*PROVIDED RECORDS*
:::

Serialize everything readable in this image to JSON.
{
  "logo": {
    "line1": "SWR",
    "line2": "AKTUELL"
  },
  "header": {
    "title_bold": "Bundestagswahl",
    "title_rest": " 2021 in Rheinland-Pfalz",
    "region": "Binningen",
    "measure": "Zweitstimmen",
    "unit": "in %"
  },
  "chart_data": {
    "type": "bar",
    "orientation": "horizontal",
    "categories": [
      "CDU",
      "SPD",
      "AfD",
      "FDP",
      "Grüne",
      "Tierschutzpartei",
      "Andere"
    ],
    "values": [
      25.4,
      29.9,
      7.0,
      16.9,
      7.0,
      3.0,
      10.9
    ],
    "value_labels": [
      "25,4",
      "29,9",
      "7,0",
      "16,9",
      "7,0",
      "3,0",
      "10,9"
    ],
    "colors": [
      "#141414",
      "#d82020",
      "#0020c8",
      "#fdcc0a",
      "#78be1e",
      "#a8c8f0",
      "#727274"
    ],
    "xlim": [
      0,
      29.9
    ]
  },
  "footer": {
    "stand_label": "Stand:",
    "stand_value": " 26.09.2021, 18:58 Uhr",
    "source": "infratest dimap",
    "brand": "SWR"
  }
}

:::

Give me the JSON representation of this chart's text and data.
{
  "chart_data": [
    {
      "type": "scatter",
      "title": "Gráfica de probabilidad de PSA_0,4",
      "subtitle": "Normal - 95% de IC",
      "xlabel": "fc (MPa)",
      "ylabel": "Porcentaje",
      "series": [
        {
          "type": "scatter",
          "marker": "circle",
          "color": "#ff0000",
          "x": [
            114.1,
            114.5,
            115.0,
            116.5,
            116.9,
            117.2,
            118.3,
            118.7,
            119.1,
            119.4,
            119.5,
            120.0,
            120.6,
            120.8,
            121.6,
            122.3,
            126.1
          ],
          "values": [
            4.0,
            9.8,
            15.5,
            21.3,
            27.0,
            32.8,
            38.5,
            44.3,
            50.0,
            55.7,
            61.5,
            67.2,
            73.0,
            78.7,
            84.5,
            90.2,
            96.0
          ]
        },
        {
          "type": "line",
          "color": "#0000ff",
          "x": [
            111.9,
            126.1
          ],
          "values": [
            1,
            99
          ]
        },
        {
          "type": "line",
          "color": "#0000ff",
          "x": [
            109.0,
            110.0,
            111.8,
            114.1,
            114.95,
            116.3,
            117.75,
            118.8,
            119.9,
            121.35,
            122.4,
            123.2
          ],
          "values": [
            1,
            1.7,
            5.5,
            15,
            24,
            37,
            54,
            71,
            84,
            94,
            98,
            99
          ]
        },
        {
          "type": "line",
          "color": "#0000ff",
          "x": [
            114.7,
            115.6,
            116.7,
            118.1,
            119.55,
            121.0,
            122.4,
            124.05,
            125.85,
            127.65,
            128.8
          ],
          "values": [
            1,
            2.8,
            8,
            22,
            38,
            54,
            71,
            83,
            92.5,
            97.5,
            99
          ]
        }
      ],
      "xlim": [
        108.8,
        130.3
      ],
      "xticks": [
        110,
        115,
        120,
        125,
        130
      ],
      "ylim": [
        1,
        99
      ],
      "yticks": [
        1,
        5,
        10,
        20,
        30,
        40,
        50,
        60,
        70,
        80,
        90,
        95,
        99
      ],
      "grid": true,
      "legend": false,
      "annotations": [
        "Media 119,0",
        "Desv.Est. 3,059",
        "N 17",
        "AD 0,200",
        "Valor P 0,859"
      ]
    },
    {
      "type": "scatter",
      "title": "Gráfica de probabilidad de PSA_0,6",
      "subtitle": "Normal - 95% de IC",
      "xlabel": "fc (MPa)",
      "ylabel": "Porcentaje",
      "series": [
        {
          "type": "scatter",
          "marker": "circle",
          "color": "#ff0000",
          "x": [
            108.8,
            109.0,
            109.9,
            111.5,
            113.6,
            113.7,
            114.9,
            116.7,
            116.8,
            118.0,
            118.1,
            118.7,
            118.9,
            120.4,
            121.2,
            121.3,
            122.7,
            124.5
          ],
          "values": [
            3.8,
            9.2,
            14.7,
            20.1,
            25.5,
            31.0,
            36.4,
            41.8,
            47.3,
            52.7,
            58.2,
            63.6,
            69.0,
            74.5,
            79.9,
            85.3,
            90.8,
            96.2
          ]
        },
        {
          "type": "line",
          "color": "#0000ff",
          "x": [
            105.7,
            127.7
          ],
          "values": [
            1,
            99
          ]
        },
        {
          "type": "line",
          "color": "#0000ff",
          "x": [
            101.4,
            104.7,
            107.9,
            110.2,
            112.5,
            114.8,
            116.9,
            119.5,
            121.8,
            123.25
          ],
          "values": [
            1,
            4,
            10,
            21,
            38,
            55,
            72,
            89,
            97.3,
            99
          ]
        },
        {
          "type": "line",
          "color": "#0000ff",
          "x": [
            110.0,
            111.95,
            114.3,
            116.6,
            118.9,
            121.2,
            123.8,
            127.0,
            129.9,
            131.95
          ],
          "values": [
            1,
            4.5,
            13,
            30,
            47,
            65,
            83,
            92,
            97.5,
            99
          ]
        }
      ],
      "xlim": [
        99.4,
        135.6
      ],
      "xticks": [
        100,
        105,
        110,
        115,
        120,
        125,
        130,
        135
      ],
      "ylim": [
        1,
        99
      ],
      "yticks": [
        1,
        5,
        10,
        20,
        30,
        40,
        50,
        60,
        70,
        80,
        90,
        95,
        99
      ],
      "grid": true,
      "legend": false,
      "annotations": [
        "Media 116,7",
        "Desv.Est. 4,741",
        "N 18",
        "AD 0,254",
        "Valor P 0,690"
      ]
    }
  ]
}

:::

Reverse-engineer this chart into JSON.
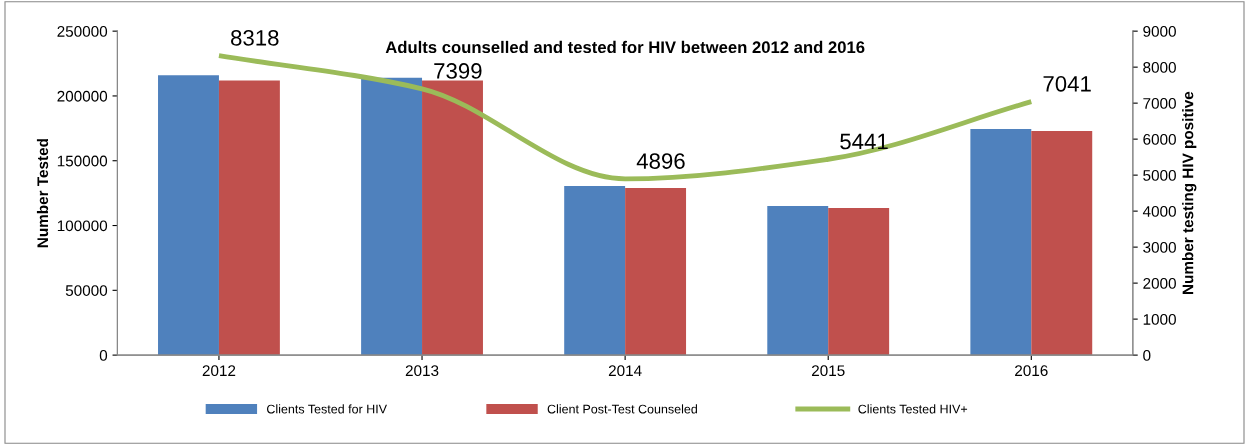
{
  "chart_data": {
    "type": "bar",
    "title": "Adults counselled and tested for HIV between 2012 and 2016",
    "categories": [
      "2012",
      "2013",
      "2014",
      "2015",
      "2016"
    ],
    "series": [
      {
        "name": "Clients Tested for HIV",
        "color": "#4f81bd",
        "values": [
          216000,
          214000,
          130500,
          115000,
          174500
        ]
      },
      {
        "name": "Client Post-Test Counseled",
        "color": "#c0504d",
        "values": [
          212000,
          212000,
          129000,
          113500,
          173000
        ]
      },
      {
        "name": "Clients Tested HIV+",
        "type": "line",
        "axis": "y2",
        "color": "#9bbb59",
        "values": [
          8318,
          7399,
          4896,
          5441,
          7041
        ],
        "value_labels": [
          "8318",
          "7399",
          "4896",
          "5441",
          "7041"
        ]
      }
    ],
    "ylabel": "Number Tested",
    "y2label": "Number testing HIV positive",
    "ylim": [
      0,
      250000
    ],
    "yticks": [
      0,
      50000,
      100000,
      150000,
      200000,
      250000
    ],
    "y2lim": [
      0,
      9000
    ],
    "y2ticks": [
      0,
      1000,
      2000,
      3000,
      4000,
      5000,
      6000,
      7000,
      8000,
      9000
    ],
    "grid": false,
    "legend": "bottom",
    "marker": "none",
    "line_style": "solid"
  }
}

:::

*PROMPT*
The word "this" appears in how many lines of the data? Answer with only the number.

*EXPECTED ANSWER*
3